* **REQUIREMENTS**: Every record should be written out exactly, with the pictures left out.

━━━━━ INPUT MATERIAL

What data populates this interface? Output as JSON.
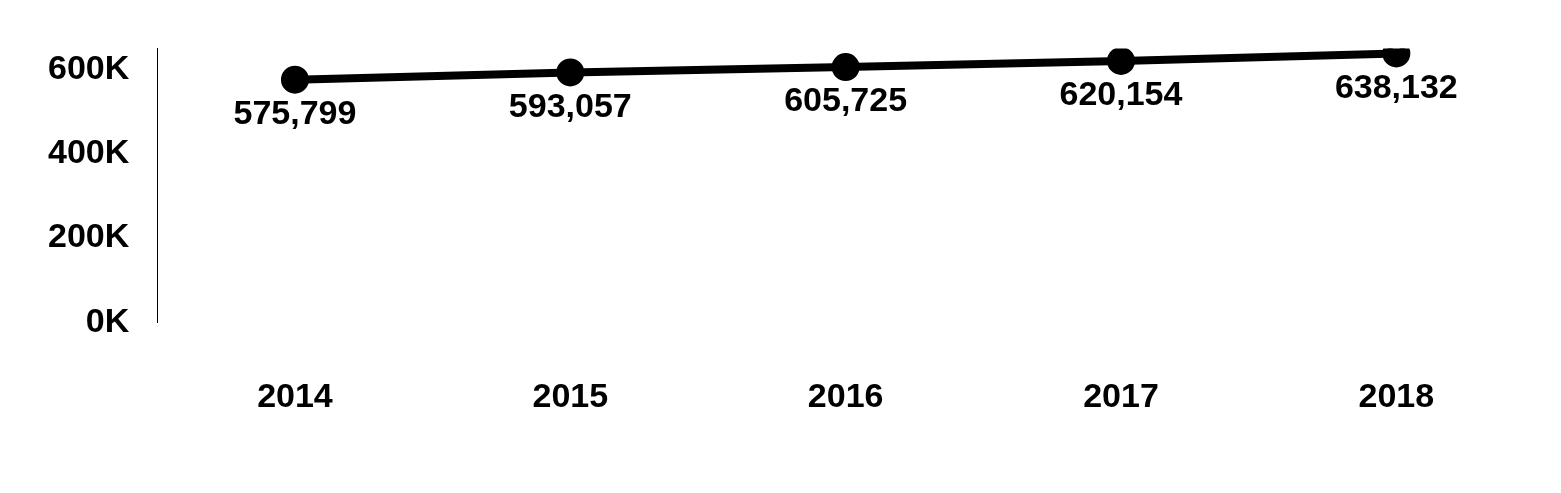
{
  "chart_data": {
    "type": "line",
    "categories": [
      "2014",
      "2015",
      "2016",
      "2017",
      "2018"
    ],
    "values": [
      575799,
      593057,
      605725,
      620154,
      638132
    ],
    "value_labels": [
      "575,799",
      "593,057",
      "605,725",
      "620,154",
      "638,132"
    ],
    "color": "#000000",
    "marker": "circle",
    "line_style": "solid",
    "data_labels": true,
    "grid": false,
    "ylim": [
      0,
      650000
    ],
    "yticks": [
      {
        "value": 0,
        "label": "0K"
      },
      {
        "value": 200000,
        "label": "200K"
      },
      {
        "value": 400000,
        "label": "400K"
      },
      {
        "value": 600000,
        "label": "600K"
      }
    ]
  }
}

━━━━━━━━━━

* **REPLY TO THE TASK**:
What data populates this interface? Output as JSON.
{
  "chart_data": {
    "type": "line",
    "categories": [
      "2014",
      "2015",
      "2016",
      "2017",
      "2018"
    ],
    "values": [
      575799,
      593057,
      605725,
      620154,
      638132
    ],
    "value_labels": [
      "575,799",
      "593,057",
      "605,725",
      "620,154",
      "638,132"
    ],
    "color": "#000000",
    "marker": "circle",
    "line_style": "solid",
    "data_labels": true,
    "grid": false,
    "ylim": [
      0,
      650000
    ],
    "yticks": [
      {
        "value": 0,
        "label": "0K"
      },
      {
        "value": 200000,
        "label": "200K"
      },
      {
        "value": 400000,
        "label": "400K"
      },
      {
        "value": 600000,
        "label": "600K"
      }
    ]
  }
}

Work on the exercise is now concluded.